WRITTEN EXERCISE: Identify every line containing the word "JSON" and reproduce each one.

--- Start ITEMS ---

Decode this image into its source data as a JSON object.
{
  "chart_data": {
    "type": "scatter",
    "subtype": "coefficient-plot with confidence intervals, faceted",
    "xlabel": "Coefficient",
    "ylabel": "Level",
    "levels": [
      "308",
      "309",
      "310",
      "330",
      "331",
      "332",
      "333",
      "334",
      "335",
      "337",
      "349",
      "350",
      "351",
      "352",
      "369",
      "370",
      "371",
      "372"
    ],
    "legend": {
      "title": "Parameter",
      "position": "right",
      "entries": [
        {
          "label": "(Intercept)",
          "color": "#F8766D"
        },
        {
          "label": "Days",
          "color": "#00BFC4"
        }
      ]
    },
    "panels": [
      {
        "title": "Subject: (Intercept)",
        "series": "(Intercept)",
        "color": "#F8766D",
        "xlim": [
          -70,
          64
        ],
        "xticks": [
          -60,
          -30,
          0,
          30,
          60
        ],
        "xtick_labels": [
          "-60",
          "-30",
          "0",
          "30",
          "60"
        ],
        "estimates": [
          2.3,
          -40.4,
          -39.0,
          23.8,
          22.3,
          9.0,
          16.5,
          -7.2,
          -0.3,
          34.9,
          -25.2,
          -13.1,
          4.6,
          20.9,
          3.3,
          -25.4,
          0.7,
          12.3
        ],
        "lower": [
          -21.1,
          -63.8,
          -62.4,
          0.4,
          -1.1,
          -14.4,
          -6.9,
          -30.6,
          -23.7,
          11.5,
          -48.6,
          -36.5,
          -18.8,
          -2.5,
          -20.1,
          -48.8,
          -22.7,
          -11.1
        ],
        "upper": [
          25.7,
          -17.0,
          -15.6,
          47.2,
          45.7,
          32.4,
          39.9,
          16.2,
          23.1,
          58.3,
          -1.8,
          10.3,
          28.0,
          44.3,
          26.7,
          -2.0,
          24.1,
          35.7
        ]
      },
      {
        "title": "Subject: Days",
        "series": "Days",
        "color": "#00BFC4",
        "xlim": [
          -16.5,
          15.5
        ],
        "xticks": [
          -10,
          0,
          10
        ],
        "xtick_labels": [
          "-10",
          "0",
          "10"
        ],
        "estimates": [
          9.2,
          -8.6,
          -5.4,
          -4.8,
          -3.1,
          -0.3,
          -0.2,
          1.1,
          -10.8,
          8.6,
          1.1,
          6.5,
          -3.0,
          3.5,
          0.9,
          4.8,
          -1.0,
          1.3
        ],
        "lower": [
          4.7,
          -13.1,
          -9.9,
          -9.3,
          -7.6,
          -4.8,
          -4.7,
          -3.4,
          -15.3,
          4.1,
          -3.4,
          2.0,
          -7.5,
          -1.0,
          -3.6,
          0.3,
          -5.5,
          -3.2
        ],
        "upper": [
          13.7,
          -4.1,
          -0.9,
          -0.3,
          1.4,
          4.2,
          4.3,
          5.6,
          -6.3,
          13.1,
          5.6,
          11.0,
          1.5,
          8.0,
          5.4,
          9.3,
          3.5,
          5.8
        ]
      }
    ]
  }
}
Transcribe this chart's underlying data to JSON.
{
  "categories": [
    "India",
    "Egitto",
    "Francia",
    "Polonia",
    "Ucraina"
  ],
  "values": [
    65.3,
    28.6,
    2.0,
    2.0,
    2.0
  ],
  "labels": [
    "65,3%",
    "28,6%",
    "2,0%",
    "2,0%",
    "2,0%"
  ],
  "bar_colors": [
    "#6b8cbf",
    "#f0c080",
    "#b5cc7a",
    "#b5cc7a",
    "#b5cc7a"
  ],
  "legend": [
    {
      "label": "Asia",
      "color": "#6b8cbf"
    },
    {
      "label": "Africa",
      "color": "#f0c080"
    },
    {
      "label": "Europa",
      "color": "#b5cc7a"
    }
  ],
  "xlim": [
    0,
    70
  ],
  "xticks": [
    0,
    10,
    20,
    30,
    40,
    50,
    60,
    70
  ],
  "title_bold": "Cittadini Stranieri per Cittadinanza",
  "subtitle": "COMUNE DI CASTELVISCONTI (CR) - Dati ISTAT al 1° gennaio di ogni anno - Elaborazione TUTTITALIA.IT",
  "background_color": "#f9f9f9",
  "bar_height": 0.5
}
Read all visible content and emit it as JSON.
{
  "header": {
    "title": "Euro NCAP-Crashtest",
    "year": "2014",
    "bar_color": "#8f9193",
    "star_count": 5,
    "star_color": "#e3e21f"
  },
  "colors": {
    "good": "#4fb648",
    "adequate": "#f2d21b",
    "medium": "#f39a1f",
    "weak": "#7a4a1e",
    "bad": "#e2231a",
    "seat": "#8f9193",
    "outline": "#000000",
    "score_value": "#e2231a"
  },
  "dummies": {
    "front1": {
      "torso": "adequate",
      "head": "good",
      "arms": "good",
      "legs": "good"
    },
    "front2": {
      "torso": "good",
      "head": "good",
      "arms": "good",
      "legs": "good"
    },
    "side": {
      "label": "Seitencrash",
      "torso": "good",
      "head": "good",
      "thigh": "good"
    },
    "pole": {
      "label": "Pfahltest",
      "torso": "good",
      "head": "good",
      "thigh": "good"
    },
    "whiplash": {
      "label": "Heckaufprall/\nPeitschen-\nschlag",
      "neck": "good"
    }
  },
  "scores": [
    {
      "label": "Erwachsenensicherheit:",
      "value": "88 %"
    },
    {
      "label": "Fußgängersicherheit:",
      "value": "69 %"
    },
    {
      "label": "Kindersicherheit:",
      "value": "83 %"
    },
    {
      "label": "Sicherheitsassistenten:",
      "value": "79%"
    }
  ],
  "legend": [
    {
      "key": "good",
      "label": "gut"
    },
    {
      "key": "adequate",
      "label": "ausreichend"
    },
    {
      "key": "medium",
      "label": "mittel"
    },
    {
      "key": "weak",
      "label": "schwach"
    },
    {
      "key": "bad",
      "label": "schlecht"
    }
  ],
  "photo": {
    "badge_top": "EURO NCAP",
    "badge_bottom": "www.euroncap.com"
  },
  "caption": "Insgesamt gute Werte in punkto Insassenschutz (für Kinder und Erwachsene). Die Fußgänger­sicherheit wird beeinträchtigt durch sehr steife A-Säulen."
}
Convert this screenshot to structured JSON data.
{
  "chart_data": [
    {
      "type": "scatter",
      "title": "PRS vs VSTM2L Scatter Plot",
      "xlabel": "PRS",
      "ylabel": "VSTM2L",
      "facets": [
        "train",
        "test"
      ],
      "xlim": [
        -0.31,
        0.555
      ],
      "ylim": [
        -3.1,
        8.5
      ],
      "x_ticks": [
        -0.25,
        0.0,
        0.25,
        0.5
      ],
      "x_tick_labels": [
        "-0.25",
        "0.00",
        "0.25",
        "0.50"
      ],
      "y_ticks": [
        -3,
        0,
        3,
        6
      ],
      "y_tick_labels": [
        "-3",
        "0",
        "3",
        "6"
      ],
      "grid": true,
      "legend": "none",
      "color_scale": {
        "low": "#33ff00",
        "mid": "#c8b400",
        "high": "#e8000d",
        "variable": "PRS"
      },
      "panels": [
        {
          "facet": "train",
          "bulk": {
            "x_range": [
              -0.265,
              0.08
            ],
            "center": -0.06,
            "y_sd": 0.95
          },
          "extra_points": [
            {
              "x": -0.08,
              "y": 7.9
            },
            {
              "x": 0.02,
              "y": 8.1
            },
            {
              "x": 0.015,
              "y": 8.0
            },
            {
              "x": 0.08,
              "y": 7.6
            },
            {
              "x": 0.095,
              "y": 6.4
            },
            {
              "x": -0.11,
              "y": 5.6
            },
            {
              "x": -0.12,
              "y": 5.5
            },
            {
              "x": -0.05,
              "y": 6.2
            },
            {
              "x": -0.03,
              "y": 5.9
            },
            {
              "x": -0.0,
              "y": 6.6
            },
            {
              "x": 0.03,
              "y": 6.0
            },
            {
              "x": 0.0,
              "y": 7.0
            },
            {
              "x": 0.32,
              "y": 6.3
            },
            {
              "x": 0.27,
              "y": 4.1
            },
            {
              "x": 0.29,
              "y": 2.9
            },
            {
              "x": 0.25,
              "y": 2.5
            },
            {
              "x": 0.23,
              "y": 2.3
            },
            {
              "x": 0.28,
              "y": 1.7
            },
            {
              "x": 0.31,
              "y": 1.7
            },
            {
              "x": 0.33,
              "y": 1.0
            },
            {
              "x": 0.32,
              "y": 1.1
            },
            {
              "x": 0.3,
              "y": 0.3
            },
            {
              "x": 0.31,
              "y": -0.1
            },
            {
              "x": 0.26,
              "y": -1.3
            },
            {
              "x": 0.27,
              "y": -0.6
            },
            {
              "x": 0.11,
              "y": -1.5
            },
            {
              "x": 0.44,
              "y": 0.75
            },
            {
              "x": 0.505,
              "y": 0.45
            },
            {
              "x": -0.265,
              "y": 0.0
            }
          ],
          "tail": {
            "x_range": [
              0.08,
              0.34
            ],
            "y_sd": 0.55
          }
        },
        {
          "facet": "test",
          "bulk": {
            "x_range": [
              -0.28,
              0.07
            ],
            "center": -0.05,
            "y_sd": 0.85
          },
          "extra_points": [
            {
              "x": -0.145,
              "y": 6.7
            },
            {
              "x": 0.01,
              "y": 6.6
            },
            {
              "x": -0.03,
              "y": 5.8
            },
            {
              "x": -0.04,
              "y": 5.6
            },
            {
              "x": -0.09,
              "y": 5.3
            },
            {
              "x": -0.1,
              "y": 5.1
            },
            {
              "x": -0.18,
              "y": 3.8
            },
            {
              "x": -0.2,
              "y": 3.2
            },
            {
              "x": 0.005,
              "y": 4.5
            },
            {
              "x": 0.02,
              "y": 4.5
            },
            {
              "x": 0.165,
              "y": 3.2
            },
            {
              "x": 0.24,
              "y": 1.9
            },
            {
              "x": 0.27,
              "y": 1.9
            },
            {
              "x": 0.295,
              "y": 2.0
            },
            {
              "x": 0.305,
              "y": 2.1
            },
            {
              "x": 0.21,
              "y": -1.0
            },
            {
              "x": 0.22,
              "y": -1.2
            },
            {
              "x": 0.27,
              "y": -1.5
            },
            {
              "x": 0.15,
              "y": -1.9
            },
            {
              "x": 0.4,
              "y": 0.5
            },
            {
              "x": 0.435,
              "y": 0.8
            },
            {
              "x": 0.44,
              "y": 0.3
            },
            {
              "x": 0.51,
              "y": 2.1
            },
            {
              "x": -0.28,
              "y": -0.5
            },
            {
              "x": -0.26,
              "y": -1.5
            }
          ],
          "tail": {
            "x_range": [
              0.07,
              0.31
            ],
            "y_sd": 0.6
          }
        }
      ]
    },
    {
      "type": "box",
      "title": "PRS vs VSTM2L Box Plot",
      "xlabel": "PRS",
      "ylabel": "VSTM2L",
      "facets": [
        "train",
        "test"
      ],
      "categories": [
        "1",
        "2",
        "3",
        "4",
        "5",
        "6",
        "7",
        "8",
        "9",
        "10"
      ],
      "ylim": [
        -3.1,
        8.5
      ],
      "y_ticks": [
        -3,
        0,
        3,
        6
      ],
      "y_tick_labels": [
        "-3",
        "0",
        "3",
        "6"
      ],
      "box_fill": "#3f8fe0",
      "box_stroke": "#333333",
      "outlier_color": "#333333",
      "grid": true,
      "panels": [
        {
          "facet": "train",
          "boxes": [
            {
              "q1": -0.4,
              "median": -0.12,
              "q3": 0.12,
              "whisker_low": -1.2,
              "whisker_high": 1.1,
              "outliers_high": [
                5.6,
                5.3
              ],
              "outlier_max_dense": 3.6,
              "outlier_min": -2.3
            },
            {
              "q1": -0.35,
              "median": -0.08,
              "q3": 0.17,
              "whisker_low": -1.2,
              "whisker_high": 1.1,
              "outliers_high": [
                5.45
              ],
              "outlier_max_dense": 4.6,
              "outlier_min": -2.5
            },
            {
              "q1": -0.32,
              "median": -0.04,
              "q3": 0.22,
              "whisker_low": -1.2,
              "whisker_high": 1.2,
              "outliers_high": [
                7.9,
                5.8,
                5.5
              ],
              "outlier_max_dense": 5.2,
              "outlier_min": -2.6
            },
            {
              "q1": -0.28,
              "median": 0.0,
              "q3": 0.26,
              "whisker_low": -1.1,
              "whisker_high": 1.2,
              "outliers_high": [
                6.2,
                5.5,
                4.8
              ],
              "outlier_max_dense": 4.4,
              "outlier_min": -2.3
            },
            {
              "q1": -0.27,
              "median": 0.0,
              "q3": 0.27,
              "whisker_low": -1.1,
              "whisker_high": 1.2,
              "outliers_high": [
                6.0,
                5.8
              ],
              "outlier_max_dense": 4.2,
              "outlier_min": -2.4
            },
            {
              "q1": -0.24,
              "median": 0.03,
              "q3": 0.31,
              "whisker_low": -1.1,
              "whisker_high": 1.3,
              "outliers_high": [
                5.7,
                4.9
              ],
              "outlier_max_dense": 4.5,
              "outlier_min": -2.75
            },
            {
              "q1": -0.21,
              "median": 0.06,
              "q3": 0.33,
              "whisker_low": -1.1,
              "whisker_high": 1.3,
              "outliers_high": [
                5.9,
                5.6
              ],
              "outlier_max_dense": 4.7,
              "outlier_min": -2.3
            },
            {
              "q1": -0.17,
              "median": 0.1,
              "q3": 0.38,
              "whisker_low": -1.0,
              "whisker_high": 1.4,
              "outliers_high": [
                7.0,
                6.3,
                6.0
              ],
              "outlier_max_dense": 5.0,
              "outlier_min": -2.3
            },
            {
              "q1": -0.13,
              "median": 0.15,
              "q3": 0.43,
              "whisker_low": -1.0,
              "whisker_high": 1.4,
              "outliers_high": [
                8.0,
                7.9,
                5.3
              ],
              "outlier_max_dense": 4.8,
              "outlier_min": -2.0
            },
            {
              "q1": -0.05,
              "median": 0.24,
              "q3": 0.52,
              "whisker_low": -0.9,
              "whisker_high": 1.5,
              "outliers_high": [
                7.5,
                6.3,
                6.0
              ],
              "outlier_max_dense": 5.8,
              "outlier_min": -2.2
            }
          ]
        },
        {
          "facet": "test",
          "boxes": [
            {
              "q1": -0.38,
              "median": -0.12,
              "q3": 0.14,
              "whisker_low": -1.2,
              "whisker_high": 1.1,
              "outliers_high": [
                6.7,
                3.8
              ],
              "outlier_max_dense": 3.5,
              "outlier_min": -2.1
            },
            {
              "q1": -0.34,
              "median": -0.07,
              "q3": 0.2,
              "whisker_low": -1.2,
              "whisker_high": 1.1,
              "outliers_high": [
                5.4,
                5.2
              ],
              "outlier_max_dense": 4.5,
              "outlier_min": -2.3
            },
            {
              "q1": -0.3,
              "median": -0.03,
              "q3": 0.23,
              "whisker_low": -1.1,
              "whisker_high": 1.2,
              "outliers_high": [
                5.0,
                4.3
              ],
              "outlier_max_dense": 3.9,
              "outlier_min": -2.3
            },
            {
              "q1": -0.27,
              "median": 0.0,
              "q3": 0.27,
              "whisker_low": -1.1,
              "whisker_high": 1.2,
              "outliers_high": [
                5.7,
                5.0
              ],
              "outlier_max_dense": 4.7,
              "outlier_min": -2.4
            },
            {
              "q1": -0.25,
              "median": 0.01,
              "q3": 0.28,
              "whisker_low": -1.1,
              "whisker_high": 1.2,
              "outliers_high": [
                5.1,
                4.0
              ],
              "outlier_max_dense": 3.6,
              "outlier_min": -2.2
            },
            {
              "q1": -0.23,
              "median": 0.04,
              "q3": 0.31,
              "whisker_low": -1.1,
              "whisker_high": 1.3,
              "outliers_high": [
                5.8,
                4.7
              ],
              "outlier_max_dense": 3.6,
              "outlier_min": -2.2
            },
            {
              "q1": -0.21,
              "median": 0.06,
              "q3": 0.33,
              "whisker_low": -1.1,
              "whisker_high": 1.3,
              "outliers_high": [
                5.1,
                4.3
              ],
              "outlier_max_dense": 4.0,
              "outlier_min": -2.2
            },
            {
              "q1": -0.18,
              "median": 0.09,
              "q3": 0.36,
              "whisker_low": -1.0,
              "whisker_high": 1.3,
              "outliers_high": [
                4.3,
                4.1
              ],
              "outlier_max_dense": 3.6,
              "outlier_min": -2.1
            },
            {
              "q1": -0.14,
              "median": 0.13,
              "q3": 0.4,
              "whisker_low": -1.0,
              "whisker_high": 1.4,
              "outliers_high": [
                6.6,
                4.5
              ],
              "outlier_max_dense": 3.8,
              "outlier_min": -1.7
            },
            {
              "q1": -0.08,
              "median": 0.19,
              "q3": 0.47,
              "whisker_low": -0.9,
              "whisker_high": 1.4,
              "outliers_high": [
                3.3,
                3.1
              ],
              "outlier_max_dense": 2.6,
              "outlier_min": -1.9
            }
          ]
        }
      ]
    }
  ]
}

--- End ITEMS ---

RESULT OF THIS EXERCISE:
Decode this image into its source data as a JSON object.
Transcribe this chart's underlying data to JSON.
Read all visible content and emit it as JSON.
Convert this screenshot to structured JSON data.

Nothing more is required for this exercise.